Data records:

•••••

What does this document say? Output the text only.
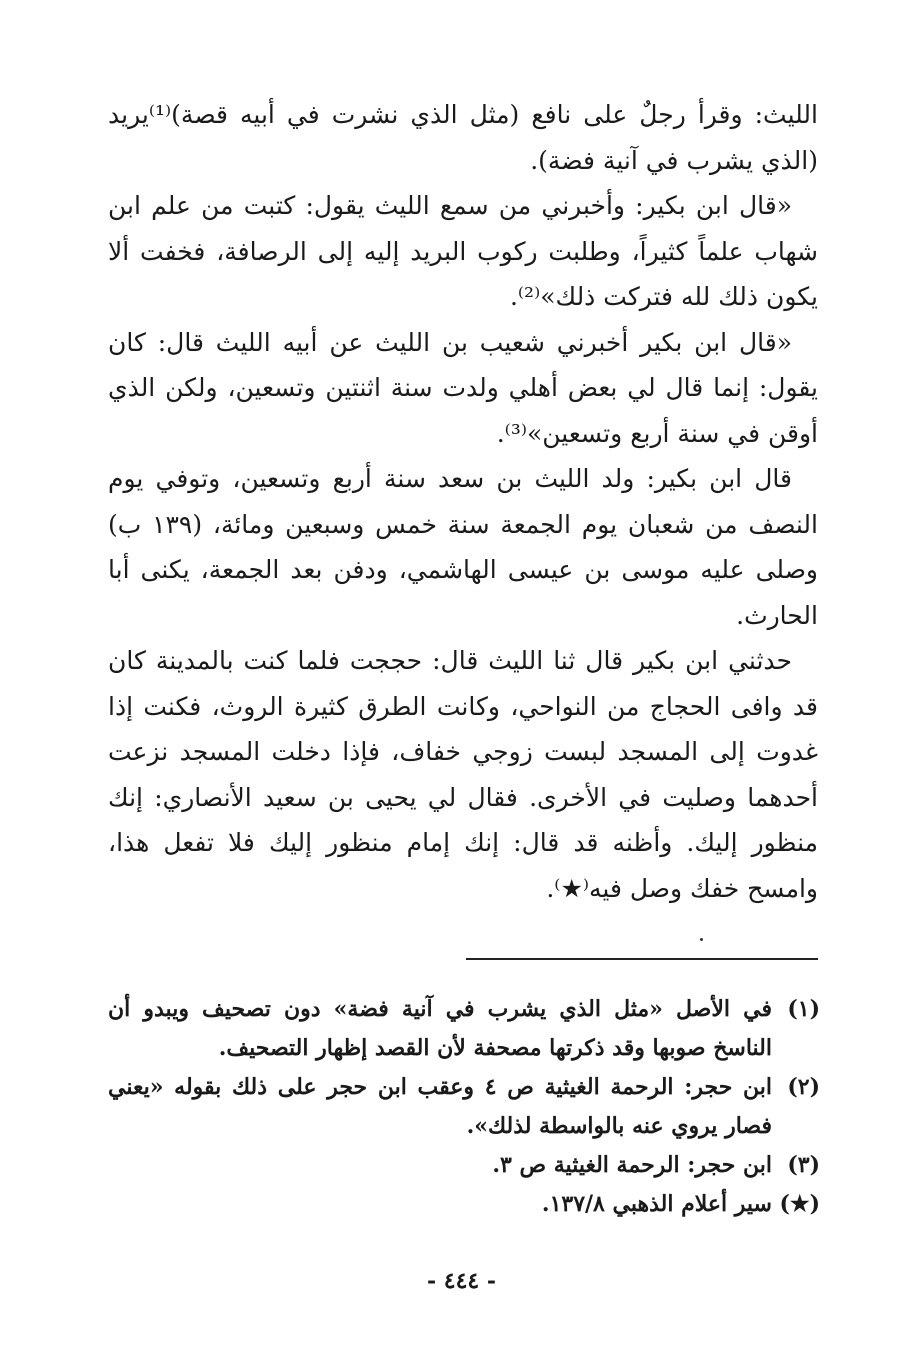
الليث: وقرأ رجلٌ على نافع (مثل الذي نشرت في أبيه قصة)⁽¹⁾يريد (الذي يشرب في آنية فضة).

«قال ابن بكير: وأخبرني من سمع الليث يقول: كتبت من علم ابن شهاب علماً كثيراً، وطلبت ركوب البريد إليه إلى الرصافة، فخفت ألا يكون ذلك لله فتركت ذلك»⁽²⁾.

«قال ابن بكير أخبرني شعيب بن الليث عن أبيه الليث قال: كان يقول: إنما قال لي بعض أهلي ولدت سنة اثنتين وتسعين، ولكن الذي أوقن في سنة أربع وتسعين»⁽³⁾.

قال ابن بكير: ولد الليث بن سعد سنة أربع وتسعين، وتوفي يوم النصف من شعبان يوم الجمعة سنة خمس وسبعين ومائة، (١٣٩ ب) وصلى عليه موسى بن عيسى الهاشمي، ودفن بعد الجمعة، يكنى أبا الحارث.

حدثني ابن بكير قال ثنا الليث قال: حججت فلما كنت بالمدينة كان قد وافى الحجاج من النواحي، وكانت الطرق كثيرة الروث، فكنت إذا غدوت إلى المسجد لبست زوجي خفاف، فإذا دخلت المسجد نزعت أحدهما وصليت في الأخرى. فقال لي يحيى بن سعيد الأنصاري: إنك منظور إليك. وأظنه قد قال: إنك إمام منظور إليك فلا تفعل هذا، وامسح خفك وصل فيه⁽★⁾.

(١)
في الأصل «مثل الذي يشرب في آنية فضة» دون تصحيف ويبدو أن الناسخ صوبها وقد ذكرتها مصحفة لأن القصد إظهار التصحيف.
(٢)
ابن حجر: الرحمة الغيثية ص ٤ وعقب ابن حجر على ذلك بقوله «يعني فصار يروي عنه بالواسطة لذلك».
(٣)
ابن حجر: الرحمة الغيثية ص ٣.
(★)
سير أعلام الذهبي ١٣٧/٨.
- ٤٤٤ -
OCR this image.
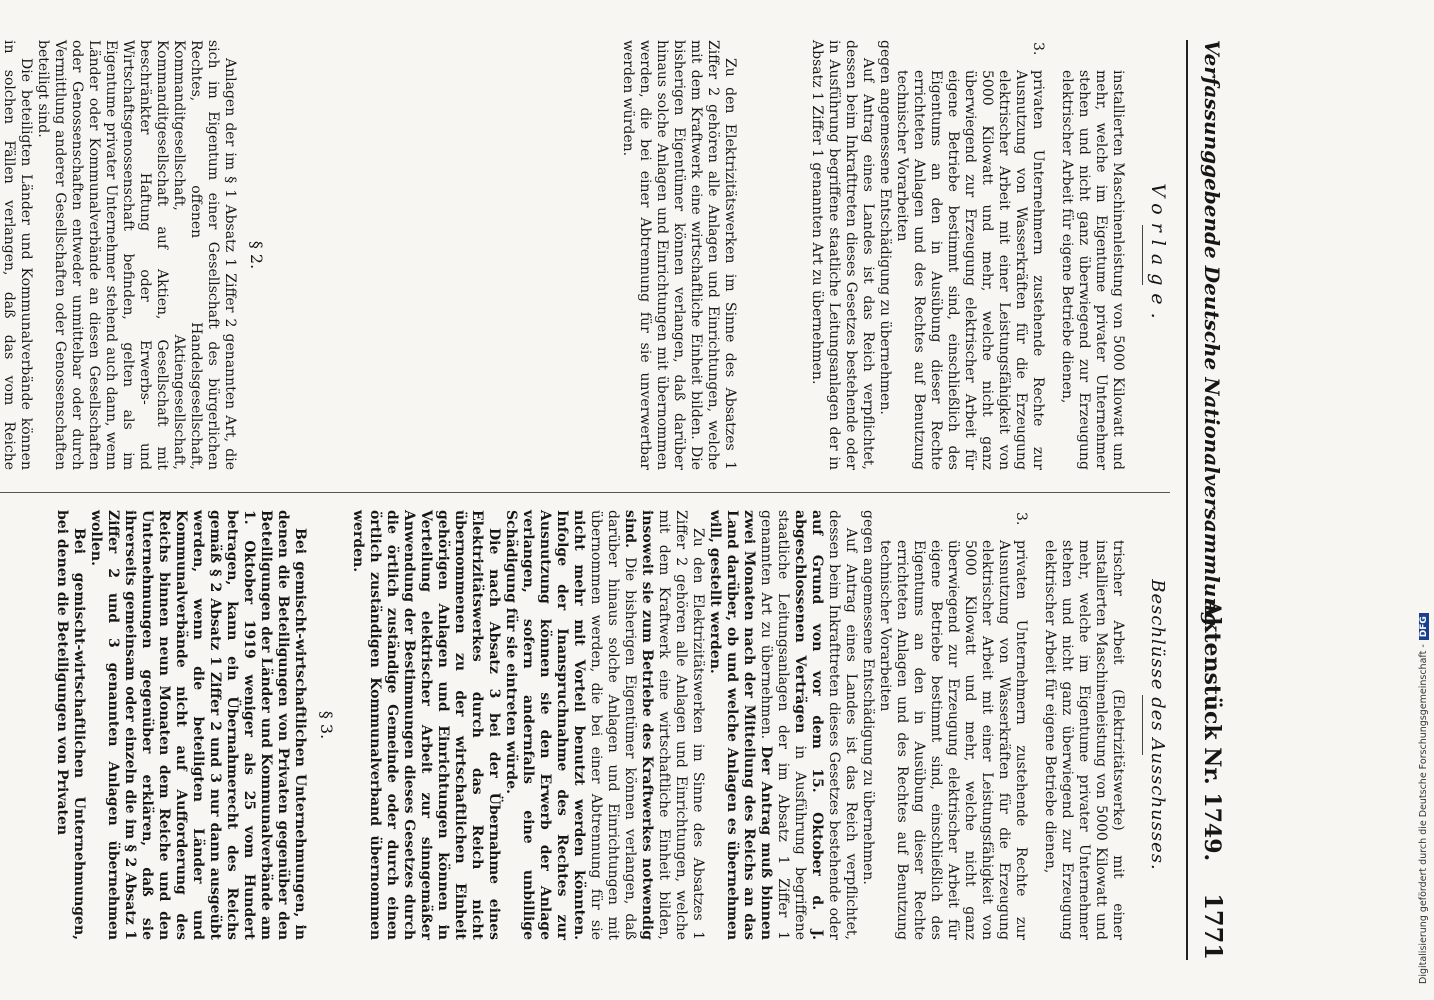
Verfassunggebende Deutsche Nationalversammlung.
Aktenstück Nr. 1749.
1771
Vorlage.

installierten Maschinenleistung von 5000 Kilowatt und mehr, welche im Eigentume privater Unternehmer stehen und nicht ganz überwiegend zur Erzeugung elektrischer Arbeit für eigene Betriebe dienen,

3.
privaten Unternehmern zustehende Rechte zur Ausnutzung von Wasserkräften für die Erzeugung elektrischer Arbeit mit einer Leistungsfähigkeit von 5000 Kilowatt und mehr, welche nicht ganz überwiegend zur Erzeugung elektrischer Arbeit für eigene Betriebe bestimmt sind, einschließlich des Eigentums an den in Ausübung dieser Rechte errichteten Anlagen und des Rechtes auf Benutzung technischer Vorarbeiten

gegen angemessene Entschädigung zu übernehmen.

Auf Antrag eines Landes ist das Reich verpflichtet, dessen beim Inkrafttreten dieses Gesetzes bestehende oder in Ausführung begriffene staatliche Leitungsanlagen der in Absatz 1 Ziffer 1 genannten Art zu übernehmen.

Zu den Elektrizitätswerken im Sinne des Absatzes 1 Ziffer 2 gehören alle Anlagen und Einrichtungen, welche mit dem Kraftwerk eine wirtschaftliche Einheit bilden. Die bisherigen Eigentümer können verlangen, daß darüber hinaus solche Anlagen und Einrichtungen mit übernommen werden, die bei einer Abtrennung für sie unverwertbar werden würden.

§ 2.

Anlagen der im § 1 Absatz 1 Ziffer 2 genannten Art, die sich im Eigentum einer Gesellschaft des bürgerlichen Rechtes, offenen Handelsgesellschaft, Kommanditgesellschaft, Aktiengesellschaft, Kommanditgesellschaft auf Aktien, Gesellschaft mit beschränkter Haftung oder Erwerbs- und Wirtschaftsgenossenschaft befinden, gelten als im Eigentume privater Unternehmer stehend auch dann, wenn Länder oder Kommunalverbände an diesen Gesellschaften oder Genossenschaften entweder unmittelbar oder durch Vermittlung anderer Gesellschaften oder Genossenschaften beteiligt sind.

Die beteiligten Länder und Kommunalverbände können in solchen Fällen verlangen, daß das vom Reiche

Beschlüsse des Ausschusses.

trischer Arbeit (Elektrizitätswerke) mit einer installierten Maschinenleistung von 5000 Kilowatt und mehr, welche im Eigentume privater Unternehmer stehen und nicht ganz überwiegend zur Erzeugung elektrischer Arbeit für eigene Betriebe dienen,

3.
privaten Unternehmern zustehende Rechte zur Ausnutzung von Wasserkräften für die Erzeugung elektrischer Arbeit mit einer Leistungsfähigkeit von 5000 Kilowatt und mehr, welche nicht ganz überwiegend zur Erzeugung elektrischer Arbeit für eigene Betriebe bestimmt sind, einschließlich des Eigentums an den in Ausübung dieser Rechte errichteten Anlagen und des Rechtes auf Benutzung technischer Vorarbeiten

gegen angemessene Entschädigung zu übernehmen.

Auf Antrag eines Landes ist das Reich verpflichtet, dessen beim Inkrafttreten dieses Gesetzes bestehende oder auf Grund von vor dem 15. Oktober d. J. abgeschlossenen Verträgen in Ausführung begriffene staatliche Leitungsanlagen der im Absatz 1 Ziffer 1 genannten Art zu übernehmen. Der Antrag muß binnen zwei Monaten nach der Mitteilung des Reichs an das Land darüber, ob und welche Anlagen es übernehmen will, gestellt werden.

Zu den Elektrizitätswerken im Sinne des Absatzes 1 Ziffer 2 gehören alle Anlagen und Einrichtungen, welche mit dem Kraftwerk eine wirtschaftliche Einheit bilden, insoweit sie zum Betriebe des Kraftwerkes notwendig sind. Die bisherigen Eigentümer können verlangen, daß darüber hinaus solche Anlagen und Einrichtungen mit übernommen werden, die bei einer Abtrennung für sie nicht mehr mit Vorteil benutzt werden könnten. Infolge der Inanspruchnahme des Rechtes zur Ausnutzung können sie den Erwerb der Anlage verlangen, sofern andernfalls eine unbillige Schädigung für sie eintreten würde.

Die nach Absatz 3 bei der Übernahme eines Elektrizitätswerkes durch das Reich nicht übernommenen zu der wirtschaftlichen Einheit gehörigen Anlagen und Einrichtungen können in Verteilung elektrischer Arbeit zur sinngemäßer Anwendung der Bestimmungen dieses Gesetzes durch die örtlich zuständige Gemeinde oder durch einen örtlich zuständigen Kommunalverband übernommen werden.

§ 3.

Bei gemischt-wirtschaftlichen Unternehmungen, in denen die Beteiligungen von Privaten gegenüber den Beteiligungen der Länder und Kommunalverbände am 1. Oktober 1919 weniger als 25 vom Hundert betragen, kann ein Übernahmerecht des Reichs gemäß § 2 Absatz 1 Ziffer 2 und 3 nur dann ausgeübt werden, wenn die beteiligten Länder und Kommunalverbände nicht auf Aufforderung des Reichs binnen neun Monaten dem Reiche und den Unternehmungen gegenüber erklären, daß sie ihrerseits gemeinsam oder einzeln die im § 2 Absatz 1 Ziffer 2 und 3 genannten Anlagen übernehmen wollen.

Bei gemischt-wirtschaftlichen Unternehmungen, bei denen die Beteiligungen von Privaten	Digitalisierung gefördert durch die Deutsche Forschungsgemeinschaft -DFG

•••••

Exact duplication of all the records is required; pictures are omitted from the copy.

What does this document say? Output the text only.
الليث: وقرأ رجلٌ على نافع (مثل الذي نشرت في أبيه قصة)⁽¹⁾يريد (الذي يشرب في آنية فضة).

«قال ابن بكير: وأخبرني من سمع الليث يقول: كتبت من علم ابن شهاب علماً كثيراً، وطلبت ركوب البريد إليه إلى الرصافة، فخفت ألا يكون ذلك لله فتركت ذلك»⁽²⁾.

«قال ابن بكير أخبرني شعيب بن الليث عن أبيه الليث قال: كان يقول: إنما قال لي بعض أهلي ولدت سنة اثنتين وتسعين، ولكن الذي أوقن في سنة أربع وتسعين»⁽³⁾.

قال ابن بكير: ولد الليث بن سعد سنة أربع وتسعين، وتوفي يوم النصف من شعبان يوم الجمعة سنة خمس وسبعين ومائة، (١٣٩ ب) وصلى عليه موسى بن عيسى الهاشمي، ودفن بعد الجمعة، يكنى أبا الحارث.

حدثني ابن بكير قال ثنا الليث قال: حججت فلما كنت بالمدينة كان قد وافى الحجاج من النواحي، وكانت الطرق كثيرة الروث، فكنت إذا غدوت إلى المسجد لبست زوجي خفاف، فإذا دخلت المسجد نزعت أحدهما وصليت في الأخرى. فقال لي يحيى بن سعيد الأنصاري: إنك منظور إليك. وأظنه قد قال: إنك إمام منظور إليك فلا تفعل هذا، وامسح خفك وصل فيه⁽★⁾.

(١)
في الأصل «مثل الذي يشرب في آنية فضة» دون تصحيف ويبدو أن الناسخ صوبها وقد ذكرتها مصحفة لأن القصد إظهار التصحيف.
(٢)
ابن حجر: الرحمة الغيثية ص ٤ وعقب ابن حجر على ذلك بقوله «يعني فصار يروي عنه بالواسطة لذلك».
(٣)
ابن حجر: الرحمة الغيثية ص ٣.
(★)
سير أعلام الذهبي ١٣٧/٨.
- ٤٤٤ -
OCR this image.
Verfassunggebende Deutsche Nationalversammlung.
Aktenstück Nr. 1749.
1771
Vorlage.

installierten Maschinenleistung von 5000 Kilowatt und mehr, welche im Eigentume privater Unternehmer stehen und nicht ganz überwiegend zur Erzeugung elektrischer Arbeit für eigene Betriebe dienen,

3.
privaten Unternehmern zustehende Rechte zur Ausnutzung von Wasserkräften für die Erzeugung elektrischer Arbeit mit einer Leistungsfähigkeit von 5000 Kilowatt und mehr, welche nicht ganz überwiegend zur Erzeugung elektrischer Arbeit für eigene Betriebe bestimmt sind, einschließlich des Eigentums an den in Ausübung dieser Rechte errichteten Anlagen und des Rechtes auf Benutzung technischer Vorarbeiten

gegen angemessene Entschädigung zu übernehmen.

Auf Antrag eines Landes ist das Reich verpflichtet, dessen beim Inkrafttreten dieses Gesetzes bestehende oder in Ausführung begriffene staatliche Leitungsanlagen der in Absatz 1 Ziffer 1 genannten Art zu übernehmen.

Zu den Elektrizitätswerken im Sinne des Absatzes 1 Ziffer 2 gehören alle Anlagen und Einrichtungen, welche mit dem Kraftwerk eine wirtschaftliche Einheit bilden. Die bisherigen Eigentümer können verlangen, daß darüber hinaus solche Anlagen und Einrichtungen mit übernommen werden, die bei einer Abtrennung für sie unverwertbar werden würden.

§ 2.

Anlagen der im § 1 Absatz 1 Ziffer 2 genannten Art, die sich im Eigentum einer Gesellschaft des bürgerlichen Rechtes, offenen Handelsgesellschaft, Kommanditgesellschaft, Aktiengesellschaft, Kommanditgesellschaft auf Aktien, Gesellschaft mit beschränkter Haftung oder Erwerbs- und Wirtschaftsgenossenschaft befinden, gelten als im Eigentume privater Unternehmer stehend auch dann, wenn Länder oder Kommunalverbände an diesen Gesellschaften oder Genossenschaften entweder unmittelbar oder durch Vermittlung anderer Gesellschaften oder Genossenschaften beteiligt sind.

Die beteiligten Länder und Kommunalverbände können in solchen Fällen verlangen, daß das vom Reiche

Beschlüsse des Ausschusses.

trischer Arbeit (Elektrizitätswerke) mit einer installierten Maschinenleistung von 5000 Kilowatt und mehr, welche im Eigentume privater Unternehmer stehen und nicht ganz überwiegend zur Erzeugung elektrischer Arbeit für eigene Betriebe dienen,

3.
privaten Unternehmern zustehende Rechte zur Ausnutzung von Wasserkräften für die Erzeugung elektrischer Arbeit mit einer Leistungsfähigkeit von 5000 Kilowatt und mehr, welche nicht ganz überwiegend zur Erzeugung elektrischer Arbeit für eigene Betriebe bestimmt sind, einschließlich des Eigentums an den in Ausübung dieser Rechte errichteten Anlagen und des Rechtes auf Benutzung technischer Vorarbeiten

gegen angemessene Entschädigung zu übernehmen.

Auf Antrag eines Landes ist das Reich verpflichtet, dessen beim Inkrafttreten dieses Gesetzes bestehende oder auf Grund von vor dem 15. Oktober d. J. abgeschlossenen Verträgen in Ausführung begriffene staatliche Leitungsanlagen der im Absatz 1 Ziffer 1 genannten Art zu übernehmen. Der Antrag muß binnen zwei Monaten nach der Mitteilung des Reichs an das Land darüber, ob und welche Anlagen es übernehmen will, gestellt werden.

Zu den Elektrizitätswerken im Sinne des Absatzes 1 Ziffer 2 gehören alle Anlagen und Einrichtungen, welche mit dem Kraftwerk eine wirtschaftliche Einheit bilden, insoweit sie zum Betriebe des Kraftwerkes notwendig sind. Die bisherigen Eigentümer können verlangen, daß darüber hinaus solche Anlagen und Einrichtungen mit übernommen werden, die bei einer Abtrennung für sie nicht mehr mit Vorteil benutzt werden könnten. Infolge der Inanspruchnahme des Rechtes zur Ausnutzung können sie den Erwerb der Anlage verlangen, sofern andernfalls eine unbillige Schädigung für sie eintreten würde.

Die nach Absatz 3 bei der Übernahme eines Elektrizitätswerkes durch das Reich nicht übernommenen zu der wirtschaftlichen Einheit gehörigen Anlagen und Einrichtungen können in Verteilung elektrischer Arbeit zur sinngemäßer Anwendung der Bestimmungen dieses Gesetzes durch die örtlich zuständige Gemeinde oder durch einen örtlich zuständigen Kommunalverband übernommen werden.

§ 3.

Bei gemischt-wirtschaftlichen Unternehmungen, in denen die Beteiligungen von Privaten gegenüber den Beteiligungen der Länder und Kommunalverbände am 1. Oktober 1919 weniger als 25 vom Hundert betragen, kann ein Übernahmerecht des Reichs gemäß § 2 Absatz 1 Ziffer 2 und 3 nur dann ausgeübt werden, wenn die beteiligten Länder und Kommunalverbände nicht auf Aufforderung des Reichs binnen neun Monaten dem Reiche und den Unternehmungen gegenüber erklären, daß sie ihrerseits gemeinsam oder einzeln die im § 2 Absatz 1 Ziffer 2 und 3 genannten Anlagen übernehmen wollen.

Bei gemischt-wirtschaftlichen Unternehmungen, bei denen die Beteiligungen von Privaten	Digitalisierung gefördert durch die Deutsche Forschungsgemeinschaft -DFG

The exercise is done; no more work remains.